Data rows
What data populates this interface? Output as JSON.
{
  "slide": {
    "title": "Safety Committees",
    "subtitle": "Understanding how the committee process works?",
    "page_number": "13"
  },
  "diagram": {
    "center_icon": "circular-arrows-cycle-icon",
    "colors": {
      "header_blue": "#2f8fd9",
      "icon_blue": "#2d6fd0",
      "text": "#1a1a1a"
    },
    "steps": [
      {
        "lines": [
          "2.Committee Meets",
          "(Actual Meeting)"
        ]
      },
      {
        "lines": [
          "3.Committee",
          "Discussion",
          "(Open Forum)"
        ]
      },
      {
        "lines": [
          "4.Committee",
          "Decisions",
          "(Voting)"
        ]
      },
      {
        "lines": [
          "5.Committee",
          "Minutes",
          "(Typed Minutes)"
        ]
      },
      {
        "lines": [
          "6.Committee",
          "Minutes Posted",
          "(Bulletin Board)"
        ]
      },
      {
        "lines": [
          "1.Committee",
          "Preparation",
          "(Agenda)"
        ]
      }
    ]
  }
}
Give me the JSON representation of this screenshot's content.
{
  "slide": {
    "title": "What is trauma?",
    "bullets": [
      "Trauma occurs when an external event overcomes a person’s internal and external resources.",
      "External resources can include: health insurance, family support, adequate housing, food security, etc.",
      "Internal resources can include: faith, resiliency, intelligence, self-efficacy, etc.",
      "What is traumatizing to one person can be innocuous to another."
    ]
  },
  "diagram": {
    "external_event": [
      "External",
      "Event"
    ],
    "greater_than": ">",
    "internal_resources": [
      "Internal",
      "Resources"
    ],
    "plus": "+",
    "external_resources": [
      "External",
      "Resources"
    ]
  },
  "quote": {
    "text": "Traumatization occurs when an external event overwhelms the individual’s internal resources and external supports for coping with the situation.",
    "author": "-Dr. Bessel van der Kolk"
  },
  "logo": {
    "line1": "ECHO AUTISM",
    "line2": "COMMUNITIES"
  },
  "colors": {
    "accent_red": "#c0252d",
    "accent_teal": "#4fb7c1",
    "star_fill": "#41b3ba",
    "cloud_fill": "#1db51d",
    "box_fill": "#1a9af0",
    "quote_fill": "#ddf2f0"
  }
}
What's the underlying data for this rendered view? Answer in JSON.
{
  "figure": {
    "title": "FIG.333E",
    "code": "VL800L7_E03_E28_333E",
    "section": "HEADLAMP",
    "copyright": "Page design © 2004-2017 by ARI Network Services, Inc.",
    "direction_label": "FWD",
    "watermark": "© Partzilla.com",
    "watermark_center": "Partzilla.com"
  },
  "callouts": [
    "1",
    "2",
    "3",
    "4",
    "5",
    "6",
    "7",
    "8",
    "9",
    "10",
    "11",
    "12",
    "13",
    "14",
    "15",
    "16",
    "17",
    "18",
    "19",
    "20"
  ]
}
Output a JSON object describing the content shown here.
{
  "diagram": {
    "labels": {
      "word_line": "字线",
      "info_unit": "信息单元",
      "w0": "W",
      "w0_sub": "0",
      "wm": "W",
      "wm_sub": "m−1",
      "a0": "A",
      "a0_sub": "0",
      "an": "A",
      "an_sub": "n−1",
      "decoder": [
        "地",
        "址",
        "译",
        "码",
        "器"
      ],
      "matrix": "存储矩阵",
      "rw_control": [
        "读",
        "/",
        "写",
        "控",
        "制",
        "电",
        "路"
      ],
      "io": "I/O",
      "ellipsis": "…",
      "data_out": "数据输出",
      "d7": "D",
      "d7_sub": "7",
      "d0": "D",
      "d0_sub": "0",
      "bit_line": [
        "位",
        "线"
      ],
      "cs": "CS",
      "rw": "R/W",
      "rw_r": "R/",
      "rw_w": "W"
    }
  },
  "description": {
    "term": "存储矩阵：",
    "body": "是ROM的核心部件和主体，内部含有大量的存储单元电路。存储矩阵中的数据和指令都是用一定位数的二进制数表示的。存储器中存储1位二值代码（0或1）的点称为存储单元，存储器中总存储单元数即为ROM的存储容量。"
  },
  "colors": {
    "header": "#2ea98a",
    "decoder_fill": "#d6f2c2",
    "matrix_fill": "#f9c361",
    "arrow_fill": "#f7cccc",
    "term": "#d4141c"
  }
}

What is expected
From the records above, report the count of lines containing "Output" and nothing more.

Completed task
2